• EXERCISE AIM: Exactly as written, quote every line that follows, skipping the images.

[Start EXTRACTED INFORMATION]

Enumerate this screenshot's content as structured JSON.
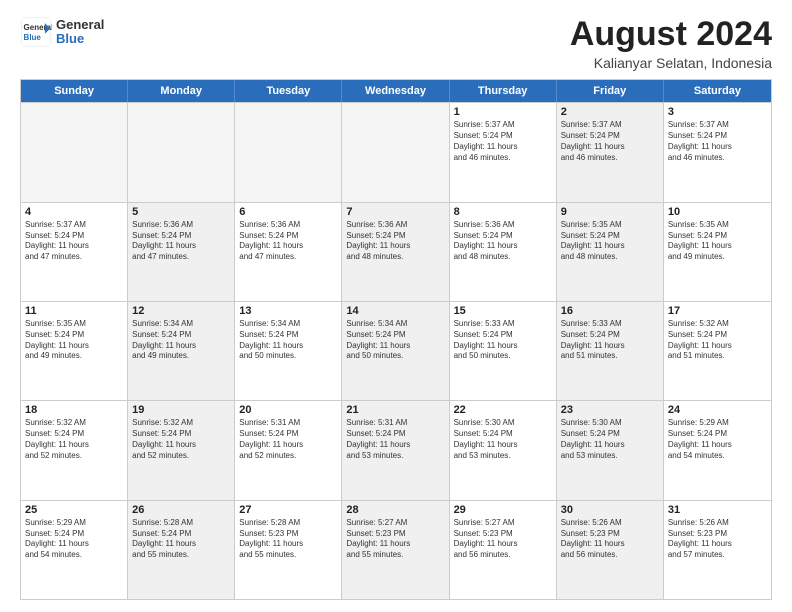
{
  "logo": {
    "line1": "General",
    "line2": "Blue"
  },
  "title": "August 2024",
  "subtitle": "Kalianyar Selatan, Indonesia",
  "headers": [
    "Sunday",
    "Monday",
    "Tuesday",
    "Wednesday",
    "Thursday",
    "Friday",
    "Saturday"
  ],
  "rows": [
    [
      {
        "day": "",
        "info": "",
        "empty": true
      },
      {
        "day": "",
        "info": "",
        "empty": true
      },
      {
        "day": "",
        "info": "",
        "empty": true
      },
      {
        "day": "",
        "info": "",
        "empty": true
      },
      {
        "day": "1",
        "info": "Sunrise: 5:37 AM\nSunset: 5:24 PM\nDaylight: 11 hours\nand 46 minutes.",
        "empty": false,
        "shaded": false
      },
      {
        "day": "2",
        "info": "Sunrise: 5:37 AM\nSunset: 5:24 PM\nDaylight: 11 hours\nand 46 minutes.",
        "empty": false,
        "shaded": true
      },
      {
        "day": "3",
        "info": "Sunrise: 5:37 AM\nSunset: 5:24 PM\nDaylight: 11 hours\nand 46 minutes.",
        "empty": false,
        "shaded": false
      }
    ],
    [
      {
        "day": "4",
        "info": "Sunrise: 5:37 AM\nSunset: 5:24 PM\nDaylight: 11 hours\nand 47 minutes.",
        "empty": false,
        "shaded": false
      },
      {
        "day": "5",
        "info": "Sunrise: 5:36 AM\nSunset: 5:24 PM\nDaylight: 11 hours\nand 47 minutes.",
        "empty": false,
        "shaded": true
      },
      {
        "day": "6",
        "info": "Sunrise: 5:36 AM\nSunset: 5:24 PM\nDaylight: 11 hours\nand 47 minutes.",
        "empty": false,
        "shaded": false
      },
      {
        "day": "7",
        "info": "Sunrise: 5:36 AM\nSunset: 5:24 PM\nDaylight: 11 hours\nand 48 minutes.",
        "empty": false,
        "shaded": true
      },
      {
        "day": "8",
        "info": "Sunrise: 5:36 AM\nSunset: 5:24 PM\nDaylight: 11 hours\nand 48 minutes.",
        "empty": false,
        "shaded": false
      },
      {
        "day": "9",
        "info": "Sunrise: 5:35 AM\nSunset: 5:24 PM\nDaylight: 11 hours\nand 48 minutes.",
        "empty": false,
        "shaded": true
      },
      {
        "day": "10",
        "info": "Sunrise: 5:35 AM\nSunset: 5:24 PM\nDaylight: 11 hours\nand 49 minutes.",
        "empty": false,
        "shaded": false
      }
    ],
    [
      {
        "day": "11",
        "info": "Sunrise: 5:35 AM\nSunset: 5:24 PM\nDaylight: 11 hours\nand 49 minutes.",
        "empty": false,
        "shaded": false
      },
      {
        "day": "12",
        "info": "Sunrise: 5:34 AM\nSunset: 5:24 PM\nDaylight: 11 hours\nand 49 minutes.",
        "empty": false,
        "shaded": true
      },
      {
        "day": "13",
        "info": "Sunrise: 5:34 AM\nSunset: 5:24 PM\nDaylight: 11 hours\nand 50 minutes.",
        "empty": false,
        "shaded": false
      },
      {
        "day": "14",
        "info": "Sunrise: 5:34 AM\nSunset: 5:24 PM\nDaylight: 11 hours\nand 50 minutes.",
        "empty": false,
        "shaded": true
      },
      {
        "day": "15",
        "info": "Sunrise: 5:33 AM\nSunset: 5:24 PM\nDaylight: 11 hours\nand 50 minutes.",
        "empty": false,
        "shaded": false
      },
      {
        "day": "16",
        "info": "Sunrise: 5:33 AM\nSunset: 5:24 PM\nDaylight: 11 hours\nand 51 minutes.",
        "empty": false,
        "shaded": true
      },
      {
        "day": "17",
        "info": "Sunrise: 5:32 AM\nSunset: 5:24 PM\nDaylight: 11 hours\nand 51 minutes.",
        "empty": false,
        "shaded": false
      }
    ],
    [
      {
        "day": "18",
        "info": "Sunrise: 5:32 AM\nSunset: 5:24 PM\nDaylight: 11 hours\nand 52 minutes.",
        "empty": false,
        "shaded": false
      },
      {
        "day": "19",
        "info": "Sunrise: 5:32 AM\nSunset: 5:24 PM\nDaylight: 11 hours\nand 52 minutes.",
        "empty": false,
        "shaded": true
      },
      {
        "day": "20",
        "info": "Sunrise: 5:31 AM\nSunset: 5:24 PM\nDaylight: 11 hours\nand 52 minutes.",
        "empty": false,
        "shaded": false
      },
      {
        "day": "21",
        "info": "Sunrise: 5:31 AM\nSunset: 5:24 PM\nDaylight: 11 hours\nand 53 minutes.",
        "empty": false,
        "shaded": true
      },
      {
        "day": "22",
        "info": "Sunrise: 5:30 AM\nSunset: 5:24 PM\nDaylight: 11 hours\nand 53 minutes.",
        "empty": false,
        "shaded": false
      },
      {
        "day": "23",
        "info": "Sunrise: 5:30 AM\nSunset: 5:24 PM\nDaylight: 11 hours\nand 53 minutes.",
        "empty": false,
        "shaded": true
      },
      {
        "day": "24",
        "info": "Sunrise: 5:29 AM\nSunset: 5:24 PM\nDaylight: 11 hours\nand 54 minutes.",
        "empty": false,
        "shaded": false
      }
    ],
    [
      {
        "day": "25",
        "info": "Sunrise: 5:29 AM\nSunset: 5:24 PM\nDaylight: 11 hours\nand 54 minutes.",
        "empty": false,
        "shaded": false
      },
      {
        "day": "26",
        "info": "Sunrise: 5:28 AM\nSunset: 5:24 PM\nDaylight: 11 hours\nand 55 minutes.",
        "empty": false,
        "shaded": true
      },
      {
        "day": "27",
        "info": "Sunrise: 5:28 AM\nSunset: 5:23 PM\nDaylight: 11 hours\nand 55 minutes.",
        "empty": false,
        "shaded": false
      },
      {
        "day": "28",
        "info": "Sunrise: 5:27 AM\nSunset: 5:23 PM\nDaylight: 11 hours\nand 55 minutes.",
        "empty": false,
        "shaded": true
      },
      {
        "day": "29",
        "info": "Sunrise: 5:27 AM\nSunset: 5:23 PM\nDaylight: 11 hours\nand 56 minutes.",
        "empty": false,
        "shaded": false
      },
      {
        "day": "30",
        "info": "Sunrise: 5:26 AM\nSunset: 5:23 PM\nDaylight: 11 hours\nand 56 minutes.",
        "empty": false,
        "shaded": true
      },
      {
        "day": "31",
        "info": "Sunrise: 5:26 AM\nSunset: 5:23 PM\nDaylight: 11 hours\nand 57 minutes.",
        "empty": false,
        "shaded": false
      }
    ]
  ]
}
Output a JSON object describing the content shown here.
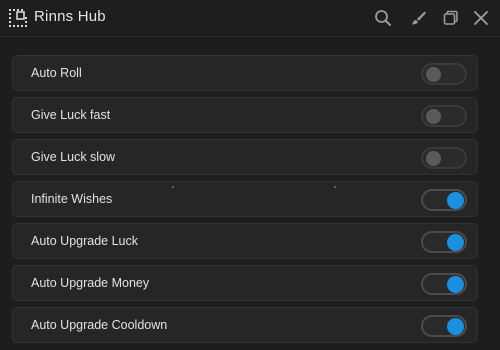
{
  "window": {
    "title": "Rinns Hub",
    "accent_color": "#1b8fe0",
    "icons": [
      "grid-dots-icon",
      "search-icon",
      "brush-icon",
      "restore-icon",
      "close-icon"
    ]
  },
  "toggles": [
    {
      "label": "Auto Roll",
      "on": false
    },
    {
      "label": "Give Luck fast",
      "on": false
    },
    {
      "label": "Give Luck slow",
      "on": false
    },
    {
      "label": "Infinite Wishes",
      "on": true
    },
    {
      "label": "Auto Upgrade Luck",
      "on": true
    },
    {
      "label": "Auto Upgrade Money",
      "on": true
    },
    {
      "label": "Auto Upgrade Cooldown",
      "on": true
    }
  ]
}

[End EXTRACTED INFORMATION]

• TASK ANSWER:
Enumerate this screenshot's content as structured JSON.
{
  "logo": {
    "line1": "General",
    "line2": "Blue"
  },
  "title": "August 2024",
  "subtitle": "Kalianyar Selatan, Indonesia",
  "headers": [
    "Sunday",
    "Monday",
    "Tuesday",
    "Wednesday",
    "Thursday",
    "Friday",
    "Saturday"
  ],
  "rows": [
    [
      {
        "day": "",
        "info": "",
        "empty": true
      },
      {
        "day": "",
        "info": "",
        "empty": true
      },
      {
        "day": "",
        "info": "",
        "empty": true
      },
      {
        "day": "",
        "info": "",
        "empty": true
      },
      {
        "day": "1",
        "info": "Sunrise: 5:37 AM\nSunset: 5:24 PM\nDaylight: 11 hours\nand 46 minutes.",
        "empty": false,
        "shaded": false
      },
      {
        "day": "2",
        "info": "Sunrise: 5:37 AM\nSunset: 5:24 PM\nDaylight: 11 hours\nand 46 minutes.",
        "empty": false,
        "shaded": true
      },
      {
        "day": "3",
        "info": "Sunrise: 5:37 AM\nSunset: 5:24 PM\nDaylight: 11 hours\nand 46 minutes.",
        "empty": false,
        "shaded": false
      }
    ],
    [
      {
        "day": "4",
        "info": "Sunrise: 5:37 AM\nSunset: 5:24 PM\nDaylight: 11 hours\nand 47 minutes.",
        "empty": false,
        "shaded": false
      },
      {
        "day": "5",
        "info": "Sunrise: 5:36 AM\nSunset: 5:24 PM\nDaylight: 11 hours\nand 47 minutes.",
        "empty": false,
        "shaded": true
      },
      {
        "day": "6",
        "info": "Sunrise: 5:36 AM\nSunset: 5:24 PM\nDaylight: 11 hours\nand 47 minutes.",
        "empty": false,
        "shaded": false
      },
      {
        "day": "7",
        "info": "Sunrise: 5:36 AM\nSunset: 5:24 PM\nDaylight: 11 hours\nand 48 minutes.",
        "empty": false,
        "shaded": true
      },
      {
        "day": "8",
        "info": "Sunrise: 5:36 AM\nSunset: 5:24 PM\nDaylight: 11 hours\nand 48 minutes.",
        "empty": false,
        "shaded": false
      },
      {
        "day": "9",
        "info": "Sunrise: 5:35 AM\nSunset: 5:24 PM\nDaylight: 11 hours\nand 48 minutes.",
        "empty": false,
        "shaded": true
      },
      {
        "day": "10",
        "info": "Sunrise: 5:35 AM\nSunset: 5:24 PM\nDaylight: 11 hours\nand 49 minutes.",
        "empty": false,
        "shaded": false
      }
    ],
    [
      {
        "day": "11",
        "info": "Sunrise: 5:35 AM\nSunset: 5:24 PM\nDaylight: 11 hours\nand 49 minutes.",
        "empty": false,
        "shaded": false
      },
      {
        "day": "12",
        "info": "Sunrise: 5:34 AM\nSunset: 5:24 PM\nDaylight: 11 hours\nand 49 minutes.",
        "empty": false,
        "shaded": true
      },
      {
        "day": "13",
        "info": "Sunrise: 5:34 AM\nSunset: 5:24 PM\nDaylight: 11 hours\nand 50 minutes.",
        "empty": false,
        "shaded": false
      },
      {
        "day": "14",
        "info": "Sunrise: 5:34 AM\nSunset: 5:24 PM\nDaylight: 11 hours\nand 50 minutes.",
        "empty": false,
        "shaded": true
      },
      {
        "day": "15",
        "info": "Sunrise: 5:33 AM\nSunset: 5:24 PM\nDaylight: 11 hours\nand 50 minutes.",
        "empty": false,
        "shaded": false
      },
      {
        "day": "16",
        "info": "Sunrise: 5:33 AM\nSunset: 5:24 PM\nDaylight: 11 hours\nand 51 minutes.",
        "empty": false,
        "shaded": true
      },
      {
        "day": "17",
        "info": "Sunrise: 5:32 AM\nSunset: 5:24 PM\nDaylight: 11 hours\nand 51 minutes.",
        "empty": false,
        "shaded": false
      }
    ],
    [
      {
        "day": "18",
        "info": "Sunrise: 5:32 AM\nSunset: 5:24 PM\nDaylight: 11 hours\nand 52 minutes.",
        "empty": false,
        "shaded": false
      },
      {
        "day": "19",
        "info": "Sunrise: 5:32 AM\nSunset: 5:24 PM\nDaylight: 11 hours\nand 52 minutes.",
        "empty": false,
        "shaded": true
      },
      {
        "day": "20",
        "info": "Sunrise: 5:31 AM\nSunset: 5:24 PM\nDaylight: 11 hours\nand 52 minutes.",
        "empty": false,
        "shaded": false
      },
      {
        "day": "21",
        "info": "Sunrise: 5:31 AM\nSunset: 5:24 PM\nDaylight: 11 hours\nand 53 minutes.",
        "empty": false,
        "shaded": true
      },
      {
        "day": "22",
        "info": "Sunrise: 5:30 AM\nSunset: 5:24 PM\nDaylight: 11 hours\nand 53 minutes.",
        "empty": false,
        "shaded": false
      },
      {
        "day": "23",
        "info": "Sunrise: 5:30 AM\nSunset: 5:24 PM\nDaylight: 11 hours\nand 53 minutes.",
        "empty": false,
        "shaded": true
      },
      {
        "day": "24",
        "info": "Sunrise: 5:29 AM\nSunset: 5:24 PM\nDaylight: 11 hours\nand 54 minutes.",
        "empty": false,
        "shaded": false
      }
    ],
    [
      {
        "day": "25",
        "info": "Sunrise: 5:29 AM\nSunset: 5:24 PM\nDaylight: 11 hours\nand 54 minutes.",
        "empty": false,
        "shaded": false
      },
      {
        "day": "26",
        "info": "Sunrise: 5:28 AM\nSunset: 5:24 PM\nDaylight: 11 hours\nand 55 minutes.",
        "empty": false,
        "shaded": true
      },
      {
        "day": "27",
        "info": "Sunrise: 5:28 AM\nSunset: 5:23 PM\nDaylight: 11 hours\nand 55 minutes.",
        "empty": false,
        "shaded": false
      },
      {
        "day": "28",
        "info": "Sunrise: 5:27 AM\nSunset: 5:23 PM\nDaylight: 11 hours\nand 55 minutes.",
        "empty": false,
        "shaded": true
      },
      {
        "day": "29",
        "info": "Sunrise: 5:27 AM\nSunset: 5:23 PM\nDaylight: 11 hours\nand 56 minutes.",
        "empty": false,
        "shaded": false
      },
      {
        "day": "30",
        "info": "Sunrise: 5:26 AM\nSunset: 5:23 PM\nDaylight: 11 hours\nand 56 minutes.",
        "empty": false,
        "shaded": true
      },
      {
        "day": "31",
        "info": "Sunrise: 5:26 AM\nSunset: 5:23 PM\nDaylight: 11 hours\nand 57 minutes.",
        "empty": false,
        "shaded": false
      }
    ]
  ]
}
Output a JSON object describing the content shown here.
{
  "window": {
    "title": "Rinns Hub",
    "accent_color": "#1b8fe0",
    "icons": [
      "grid-dots-icon",
      "search-icon",
      "brush-icon",
      "restore-icon",
      "close-icon"
    ]
  },
  "toggles": [
    {
      "label": "Auto Roll",
      "on": false
    },
    {
      "label": "Give Luck fast",
      "on": false
    },
    {
      "label": "Give Luck slow",
      "on": false
    },
    {
      "label": "Infinite Wishes",
      "on": true
    },
    {
      "label": "Auto Upgrade Luck",
      "on": true
    },
    {
      "label": "Auto Upgrade Money",
      "on": true
    },
    {
      "label": "Auto Upgrade Cooldown",
      "on": true
    }
  ]
}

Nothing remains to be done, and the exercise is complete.